To read this story or to participate in this writing event, you only need a free account.
You can
To find out what this event is about click here
To read this story or to participate in this writing event, you only need a free account.
You can
To find out what this event is about click here
Comments
Great story!
Thank you!
I like it--I like the details about Ouija-board atrocities before the story starts, and I REALLY like the Ghoul on the Moon. I don't like Missy and her brother as much--they don't ring as true to me as the Ghoul does. I know that probably sounds crazy. I'd like a little more transition from Missy the cute little girl to Missy possessed by the Ghoul. It's a bit too abrupt for me, although it's nice that we get to see it all from the brother's point of view.
This is something I'm getting a lot: the characters aren't good. And you know what? You're right.
The transition is part of the Ghoul's mystique. If I go into the transition, describe what she's going through, then the story becomes an Exorcism knockoff. Going into it gives more definition to the Ghoul, which was something I really tried to avoid. But, I should go into the conversation even more with those two.

[Bounding box annotations]
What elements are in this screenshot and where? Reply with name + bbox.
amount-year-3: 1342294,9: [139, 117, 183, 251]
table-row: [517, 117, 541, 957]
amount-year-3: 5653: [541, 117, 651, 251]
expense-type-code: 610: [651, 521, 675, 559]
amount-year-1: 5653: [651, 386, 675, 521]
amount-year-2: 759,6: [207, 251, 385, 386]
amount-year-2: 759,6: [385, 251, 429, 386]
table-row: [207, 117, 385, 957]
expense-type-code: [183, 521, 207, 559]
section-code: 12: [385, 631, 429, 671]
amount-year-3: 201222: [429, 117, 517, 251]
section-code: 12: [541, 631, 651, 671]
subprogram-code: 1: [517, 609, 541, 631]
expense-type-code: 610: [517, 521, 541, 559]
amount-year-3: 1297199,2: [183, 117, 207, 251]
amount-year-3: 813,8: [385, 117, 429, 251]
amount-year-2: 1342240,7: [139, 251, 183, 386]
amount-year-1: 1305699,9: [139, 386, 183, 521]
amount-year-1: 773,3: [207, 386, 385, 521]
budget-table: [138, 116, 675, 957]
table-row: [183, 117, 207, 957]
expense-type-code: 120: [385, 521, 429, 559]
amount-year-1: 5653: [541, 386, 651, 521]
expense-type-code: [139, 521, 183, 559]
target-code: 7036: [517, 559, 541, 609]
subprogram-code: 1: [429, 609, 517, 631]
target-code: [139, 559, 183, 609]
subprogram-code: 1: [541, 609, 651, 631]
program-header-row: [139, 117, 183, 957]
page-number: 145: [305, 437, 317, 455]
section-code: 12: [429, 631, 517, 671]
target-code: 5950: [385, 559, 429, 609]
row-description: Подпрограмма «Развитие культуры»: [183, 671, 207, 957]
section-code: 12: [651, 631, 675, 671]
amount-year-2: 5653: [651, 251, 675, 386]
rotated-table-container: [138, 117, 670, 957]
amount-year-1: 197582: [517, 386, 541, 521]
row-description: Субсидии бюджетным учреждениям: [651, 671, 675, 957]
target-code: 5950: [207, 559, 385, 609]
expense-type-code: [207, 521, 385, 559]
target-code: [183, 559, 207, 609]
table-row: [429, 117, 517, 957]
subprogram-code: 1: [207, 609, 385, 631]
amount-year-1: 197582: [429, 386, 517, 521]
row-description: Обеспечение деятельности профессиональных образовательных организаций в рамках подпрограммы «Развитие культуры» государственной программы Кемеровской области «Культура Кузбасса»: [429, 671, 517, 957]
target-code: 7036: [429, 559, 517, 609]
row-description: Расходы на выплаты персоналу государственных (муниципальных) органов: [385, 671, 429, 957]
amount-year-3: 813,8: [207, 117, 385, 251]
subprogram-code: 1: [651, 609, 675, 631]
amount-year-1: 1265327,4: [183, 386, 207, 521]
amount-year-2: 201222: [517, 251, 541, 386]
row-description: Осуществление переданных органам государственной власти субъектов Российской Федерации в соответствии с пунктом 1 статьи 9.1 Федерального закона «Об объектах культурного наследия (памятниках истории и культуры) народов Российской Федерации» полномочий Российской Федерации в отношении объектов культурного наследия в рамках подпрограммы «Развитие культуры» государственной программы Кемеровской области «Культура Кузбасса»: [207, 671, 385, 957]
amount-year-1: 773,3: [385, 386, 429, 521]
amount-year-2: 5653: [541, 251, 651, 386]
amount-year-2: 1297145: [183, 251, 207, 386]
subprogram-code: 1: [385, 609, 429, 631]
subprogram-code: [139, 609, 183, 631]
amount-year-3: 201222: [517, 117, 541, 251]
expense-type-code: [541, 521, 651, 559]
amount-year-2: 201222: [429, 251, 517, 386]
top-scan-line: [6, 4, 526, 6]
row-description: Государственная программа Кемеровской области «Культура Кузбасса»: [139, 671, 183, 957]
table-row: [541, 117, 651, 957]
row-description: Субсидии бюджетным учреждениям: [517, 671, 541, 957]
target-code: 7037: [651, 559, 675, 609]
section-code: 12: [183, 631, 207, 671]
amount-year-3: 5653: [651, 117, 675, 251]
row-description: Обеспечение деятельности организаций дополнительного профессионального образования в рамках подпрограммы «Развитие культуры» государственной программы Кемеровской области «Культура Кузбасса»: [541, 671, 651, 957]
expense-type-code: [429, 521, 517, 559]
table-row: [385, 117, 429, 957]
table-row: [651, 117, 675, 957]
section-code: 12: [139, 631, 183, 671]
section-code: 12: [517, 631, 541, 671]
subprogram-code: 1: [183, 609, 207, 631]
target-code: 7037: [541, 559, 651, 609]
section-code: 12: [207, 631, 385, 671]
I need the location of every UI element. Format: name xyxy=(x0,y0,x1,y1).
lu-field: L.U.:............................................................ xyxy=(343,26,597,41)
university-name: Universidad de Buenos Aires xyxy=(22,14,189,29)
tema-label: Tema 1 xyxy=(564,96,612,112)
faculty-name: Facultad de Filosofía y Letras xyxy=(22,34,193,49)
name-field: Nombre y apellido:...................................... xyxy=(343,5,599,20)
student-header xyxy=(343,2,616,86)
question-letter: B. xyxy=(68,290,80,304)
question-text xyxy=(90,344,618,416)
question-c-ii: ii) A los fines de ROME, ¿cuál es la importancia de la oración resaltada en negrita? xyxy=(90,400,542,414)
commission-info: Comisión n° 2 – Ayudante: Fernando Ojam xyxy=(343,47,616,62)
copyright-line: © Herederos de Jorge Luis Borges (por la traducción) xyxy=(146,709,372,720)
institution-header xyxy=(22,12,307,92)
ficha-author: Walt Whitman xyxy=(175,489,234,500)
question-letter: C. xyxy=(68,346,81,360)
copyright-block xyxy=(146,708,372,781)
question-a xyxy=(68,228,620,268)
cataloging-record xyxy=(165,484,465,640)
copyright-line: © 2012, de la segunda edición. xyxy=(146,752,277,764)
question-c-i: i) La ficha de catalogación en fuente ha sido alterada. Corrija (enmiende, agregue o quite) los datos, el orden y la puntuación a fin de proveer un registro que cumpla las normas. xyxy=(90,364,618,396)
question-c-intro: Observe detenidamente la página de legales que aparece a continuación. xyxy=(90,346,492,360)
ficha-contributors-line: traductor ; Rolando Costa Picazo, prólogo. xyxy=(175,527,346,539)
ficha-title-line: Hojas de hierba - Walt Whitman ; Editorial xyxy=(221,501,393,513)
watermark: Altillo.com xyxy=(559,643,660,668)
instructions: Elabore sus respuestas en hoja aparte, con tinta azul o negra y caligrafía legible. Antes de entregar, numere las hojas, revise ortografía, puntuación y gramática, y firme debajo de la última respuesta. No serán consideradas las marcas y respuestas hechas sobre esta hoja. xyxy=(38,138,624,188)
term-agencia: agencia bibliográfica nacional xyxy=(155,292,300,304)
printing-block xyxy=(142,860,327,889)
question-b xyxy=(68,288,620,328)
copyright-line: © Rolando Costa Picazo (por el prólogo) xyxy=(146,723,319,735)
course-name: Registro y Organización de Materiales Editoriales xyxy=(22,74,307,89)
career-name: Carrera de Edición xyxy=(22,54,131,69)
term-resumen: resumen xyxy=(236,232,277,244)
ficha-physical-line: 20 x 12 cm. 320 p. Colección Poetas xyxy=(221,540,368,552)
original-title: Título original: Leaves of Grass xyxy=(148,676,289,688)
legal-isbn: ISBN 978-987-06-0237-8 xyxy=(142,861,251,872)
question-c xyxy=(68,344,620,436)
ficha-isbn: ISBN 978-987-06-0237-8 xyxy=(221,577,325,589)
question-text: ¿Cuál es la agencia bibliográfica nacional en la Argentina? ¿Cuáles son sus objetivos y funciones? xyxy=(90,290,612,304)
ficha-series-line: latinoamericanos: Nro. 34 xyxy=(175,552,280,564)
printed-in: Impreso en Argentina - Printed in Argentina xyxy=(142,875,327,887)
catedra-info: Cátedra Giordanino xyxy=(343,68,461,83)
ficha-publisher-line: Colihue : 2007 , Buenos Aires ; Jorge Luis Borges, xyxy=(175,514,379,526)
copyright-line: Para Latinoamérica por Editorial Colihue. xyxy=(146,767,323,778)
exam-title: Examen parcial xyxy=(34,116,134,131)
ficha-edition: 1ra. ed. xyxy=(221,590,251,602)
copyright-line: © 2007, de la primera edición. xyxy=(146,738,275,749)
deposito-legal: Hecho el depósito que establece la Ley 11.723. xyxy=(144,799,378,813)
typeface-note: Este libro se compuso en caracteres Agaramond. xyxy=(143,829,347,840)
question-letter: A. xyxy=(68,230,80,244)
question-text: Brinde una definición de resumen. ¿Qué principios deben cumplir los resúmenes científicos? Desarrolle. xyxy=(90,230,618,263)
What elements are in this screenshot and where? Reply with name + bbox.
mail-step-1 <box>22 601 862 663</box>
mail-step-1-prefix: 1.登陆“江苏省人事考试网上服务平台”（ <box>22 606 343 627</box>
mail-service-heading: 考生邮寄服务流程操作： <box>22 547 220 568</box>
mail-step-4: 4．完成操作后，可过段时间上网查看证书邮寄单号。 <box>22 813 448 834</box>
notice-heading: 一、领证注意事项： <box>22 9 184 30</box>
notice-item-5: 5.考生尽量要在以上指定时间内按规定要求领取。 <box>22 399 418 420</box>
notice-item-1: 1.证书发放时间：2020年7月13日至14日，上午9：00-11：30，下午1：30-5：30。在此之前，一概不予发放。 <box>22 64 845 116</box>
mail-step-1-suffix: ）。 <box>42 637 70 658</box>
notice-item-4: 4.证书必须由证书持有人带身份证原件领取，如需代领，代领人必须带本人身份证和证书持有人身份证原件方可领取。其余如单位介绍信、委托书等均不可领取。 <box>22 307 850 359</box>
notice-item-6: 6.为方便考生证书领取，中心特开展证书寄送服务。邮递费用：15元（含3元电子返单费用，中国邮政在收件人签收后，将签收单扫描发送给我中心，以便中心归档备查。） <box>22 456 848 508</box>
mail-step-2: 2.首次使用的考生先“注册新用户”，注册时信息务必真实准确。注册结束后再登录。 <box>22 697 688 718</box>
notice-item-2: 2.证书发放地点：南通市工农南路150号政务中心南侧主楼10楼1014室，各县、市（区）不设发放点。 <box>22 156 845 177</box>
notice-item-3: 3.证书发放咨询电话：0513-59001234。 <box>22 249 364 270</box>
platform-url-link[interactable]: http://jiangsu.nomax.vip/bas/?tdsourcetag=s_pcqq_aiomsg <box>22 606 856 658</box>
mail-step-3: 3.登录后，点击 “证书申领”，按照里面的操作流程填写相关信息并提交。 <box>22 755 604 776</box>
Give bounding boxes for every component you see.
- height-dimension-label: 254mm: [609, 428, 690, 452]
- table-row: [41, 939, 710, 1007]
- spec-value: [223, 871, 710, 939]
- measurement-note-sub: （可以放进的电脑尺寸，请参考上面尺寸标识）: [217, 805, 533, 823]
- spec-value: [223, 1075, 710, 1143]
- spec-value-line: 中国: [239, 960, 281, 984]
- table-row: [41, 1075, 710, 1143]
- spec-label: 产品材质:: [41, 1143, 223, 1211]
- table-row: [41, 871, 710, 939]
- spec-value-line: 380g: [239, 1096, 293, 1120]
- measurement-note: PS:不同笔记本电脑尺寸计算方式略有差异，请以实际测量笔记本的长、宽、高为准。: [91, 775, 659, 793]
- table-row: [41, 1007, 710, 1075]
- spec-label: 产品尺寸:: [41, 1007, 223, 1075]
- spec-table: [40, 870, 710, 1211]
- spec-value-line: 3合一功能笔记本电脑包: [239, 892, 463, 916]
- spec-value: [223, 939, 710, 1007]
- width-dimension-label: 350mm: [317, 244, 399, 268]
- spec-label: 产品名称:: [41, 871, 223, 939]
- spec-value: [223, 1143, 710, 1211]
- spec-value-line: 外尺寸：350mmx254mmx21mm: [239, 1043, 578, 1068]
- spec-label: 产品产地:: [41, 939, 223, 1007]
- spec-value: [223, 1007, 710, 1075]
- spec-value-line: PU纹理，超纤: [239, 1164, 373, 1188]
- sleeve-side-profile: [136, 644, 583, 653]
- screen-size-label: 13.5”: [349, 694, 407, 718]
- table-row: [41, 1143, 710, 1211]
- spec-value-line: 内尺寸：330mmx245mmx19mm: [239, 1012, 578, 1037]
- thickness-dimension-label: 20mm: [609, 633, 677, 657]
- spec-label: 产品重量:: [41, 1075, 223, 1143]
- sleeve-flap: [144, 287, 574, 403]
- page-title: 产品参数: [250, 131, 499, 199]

> [Objectives]
• a. Answer these from the comment thread above the records:
(i) What kind of account does the page say is needed to read the story?
(ii) Which part of the story does the long comment say it REALLY likes?
(iii) According to the reply, what would the story become if it described the transition?
• b. Take the comment thread above the records further, starting after its final sentence.

> [The results]
• a.
(i) A free account.
(ii) The Ghoul on the Moon.
(iii) An Exorcism knockoff.

• b.
Thank you so much for reading this.
Danny,
I really liked the interaction between Missy and the Ghoul, and I think that's the strongest part of your story. Missy's reactions, as well as the 'voice' of the Ghoul is suitably creepy, and I felt that there more than any other place in the story, there was clear tension and kept me reading to find out what happened.
Unfortunately, to get to that part, you have to read through a beginning that I just don't feel works. I think that the Ouija board is a big enough piece of pop culture history that it doesn't really need two full pages about it's mythos. Yeah, some of the factoids were interesting, but they ended up coming off as nothing but factoids, and really slow down the story. The big introduction also hurts the rest of the piece as I found myself starting to get impatient, even when Missy finally makes her appearance to get to the actual story-I knew she was going to play with the Ouija board, and I knew something bad was gonna happen, so it was kind of a struggle to actually get to the interesting part.
The writing of the piece is okay, but I thought it was a little restraint, and 'by the numbers'. It's like a narrator was bored of the story and wanted to tell it as dry as possible. As cliche as this sounds, the story and characters(except for maybe Missy) never felt alive to me. This is made worse because the scenes between Missy and the Ghoul actually feel compelling, so I was left sort of wondering if maybe you were more interested in that scene than anything else.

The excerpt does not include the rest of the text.